▶ _WHAT IS REQUIRED_: Find each line with the string "Forced" and report it.

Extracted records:

(begin)

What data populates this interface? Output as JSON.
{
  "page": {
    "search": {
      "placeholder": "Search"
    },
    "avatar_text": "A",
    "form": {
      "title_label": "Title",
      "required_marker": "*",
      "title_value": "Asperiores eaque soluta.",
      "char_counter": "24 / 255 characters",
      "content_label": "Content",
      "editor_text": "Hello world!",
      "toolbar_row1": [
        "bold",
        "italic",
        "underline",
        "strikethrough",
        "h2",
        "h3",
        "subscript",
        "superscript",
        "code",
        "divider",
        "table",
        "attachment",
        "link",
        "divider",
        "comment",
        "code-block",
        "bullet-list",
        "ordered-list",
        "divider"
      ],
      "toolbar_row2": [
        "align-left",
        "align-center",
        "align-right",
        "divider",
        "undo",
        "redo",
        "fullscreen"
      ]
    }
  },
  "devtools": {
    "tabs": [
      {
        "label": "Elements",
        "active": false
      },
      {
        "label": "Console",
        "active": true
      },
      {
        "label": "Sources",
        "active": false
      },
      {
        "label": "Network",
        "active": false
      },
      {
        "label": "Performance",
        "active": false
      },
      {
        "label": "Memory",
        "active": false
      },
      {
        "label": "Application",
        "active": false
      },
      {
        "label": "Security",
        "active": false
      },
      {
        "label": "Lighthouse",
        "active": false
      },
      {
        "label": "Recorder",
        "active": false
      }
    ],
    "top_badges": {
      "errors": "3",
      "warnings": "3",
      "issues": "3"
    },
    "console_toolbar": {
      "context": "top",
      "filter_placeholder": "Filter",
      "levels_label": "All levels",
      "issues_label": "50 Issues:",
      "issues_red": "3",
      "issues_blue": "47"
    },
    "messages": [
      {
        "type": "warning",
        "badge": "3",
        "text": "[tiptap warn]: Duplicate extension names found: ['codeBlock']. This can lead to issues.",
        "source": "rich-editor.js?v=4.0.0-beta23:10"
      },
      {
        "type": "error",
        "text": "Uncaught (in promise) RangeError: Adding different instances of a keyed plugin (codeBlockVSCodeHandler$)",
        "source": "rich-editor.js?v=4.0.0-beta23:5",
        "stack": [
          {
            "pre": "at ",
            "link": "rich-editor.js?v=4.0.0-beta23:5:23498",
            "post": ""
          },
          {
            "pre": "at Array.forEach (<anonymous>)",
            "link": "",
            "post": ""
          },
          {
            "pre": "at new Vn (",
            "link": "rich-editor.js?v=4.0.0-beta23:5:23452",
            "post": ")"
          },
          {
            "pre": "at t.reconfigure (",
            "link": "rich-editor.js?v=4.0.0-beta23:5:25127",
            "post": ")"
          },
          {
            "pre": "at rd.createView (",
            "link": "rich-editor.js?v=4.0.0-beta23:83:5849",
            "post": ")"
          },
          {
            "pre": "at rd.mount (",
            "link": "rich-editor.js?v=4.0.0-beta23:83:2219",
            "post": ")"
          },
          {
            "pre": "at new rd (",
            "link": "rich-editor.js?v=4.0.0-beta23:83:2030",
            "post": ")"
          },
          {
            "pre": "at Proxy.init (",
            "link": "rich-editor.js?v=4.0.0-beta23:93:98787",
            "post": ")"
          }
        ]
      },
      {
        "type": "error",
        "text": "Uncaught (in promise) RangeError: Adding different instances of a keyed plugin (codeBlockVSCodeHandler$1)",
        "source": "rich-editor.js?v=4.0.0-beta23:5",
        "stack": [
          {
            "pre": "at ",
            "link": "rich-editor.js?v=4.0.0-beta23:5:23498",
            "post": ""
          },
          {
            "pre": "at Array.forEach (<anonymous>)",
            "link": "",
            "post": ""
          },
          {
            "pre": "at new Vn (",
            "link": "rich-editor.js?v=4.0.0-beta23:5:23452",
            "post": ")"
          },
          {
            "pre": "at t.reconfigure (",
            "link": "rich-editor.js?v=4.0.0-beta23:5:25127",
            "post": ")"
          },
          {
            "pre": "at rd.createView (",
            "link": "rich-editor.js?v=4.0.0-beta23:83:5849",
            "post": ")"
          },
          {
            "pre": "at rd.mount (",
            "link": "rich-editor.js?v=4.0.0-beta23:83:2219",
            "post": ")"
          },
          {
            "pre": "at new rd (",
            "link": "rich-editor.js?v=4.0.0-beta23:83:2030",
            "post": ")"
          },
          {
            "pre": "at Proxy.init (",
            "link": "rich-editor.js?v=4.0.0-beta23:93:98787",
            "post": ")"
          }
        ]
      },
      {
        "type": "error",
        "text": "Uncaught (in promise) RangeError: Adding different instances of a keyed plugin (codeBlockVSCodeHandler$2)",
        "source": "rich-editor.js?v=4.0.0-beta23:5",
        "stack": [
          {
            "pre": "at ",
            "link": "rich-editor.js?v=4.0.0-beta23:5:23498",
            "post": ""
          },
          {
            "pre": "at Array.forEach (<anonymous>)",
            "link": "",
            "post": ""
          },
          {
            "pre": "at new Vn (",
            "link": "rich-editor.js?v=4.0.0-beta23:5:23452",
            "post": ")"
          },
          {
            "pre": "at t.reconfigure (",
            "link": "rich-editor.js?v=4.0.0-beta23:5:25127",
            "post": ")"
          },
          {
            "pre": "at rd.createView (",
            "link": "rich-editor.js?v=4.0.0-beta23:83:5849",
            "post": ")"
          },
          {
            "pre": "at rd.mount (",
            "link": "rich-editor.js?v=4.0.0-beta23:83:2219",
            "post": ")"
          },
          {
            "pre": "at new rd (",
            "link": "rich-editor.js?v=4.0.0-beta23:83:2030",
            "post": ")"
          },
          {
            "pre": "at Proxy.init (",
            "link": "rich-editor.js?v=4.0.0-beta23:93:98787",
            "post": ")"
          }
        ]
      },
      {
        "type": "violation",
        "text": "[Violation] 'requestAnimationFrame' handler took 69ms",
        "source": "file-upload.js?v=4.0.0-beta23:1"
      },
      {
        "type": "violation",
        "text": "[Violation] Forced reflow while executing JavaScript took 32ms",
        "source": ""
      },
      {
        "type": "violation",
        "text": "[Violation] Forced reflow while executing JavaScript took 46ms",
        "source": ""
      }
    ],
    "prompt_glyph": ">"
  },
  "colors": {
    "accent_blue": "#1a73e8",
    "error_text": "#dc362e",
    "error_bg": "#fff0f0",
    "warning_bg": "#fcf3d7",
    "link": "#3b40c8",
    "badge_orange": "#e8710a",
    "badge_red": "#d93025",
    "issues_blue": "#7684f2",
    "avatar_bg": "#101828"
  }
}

(end)

▶ _WRITTEN ANSWER_:
        "text": "[Violation] Forced reflow while executing JavaScript took 32ms",
        "text": "[Violation] Forced reflow while executing JavaScript took 46ms",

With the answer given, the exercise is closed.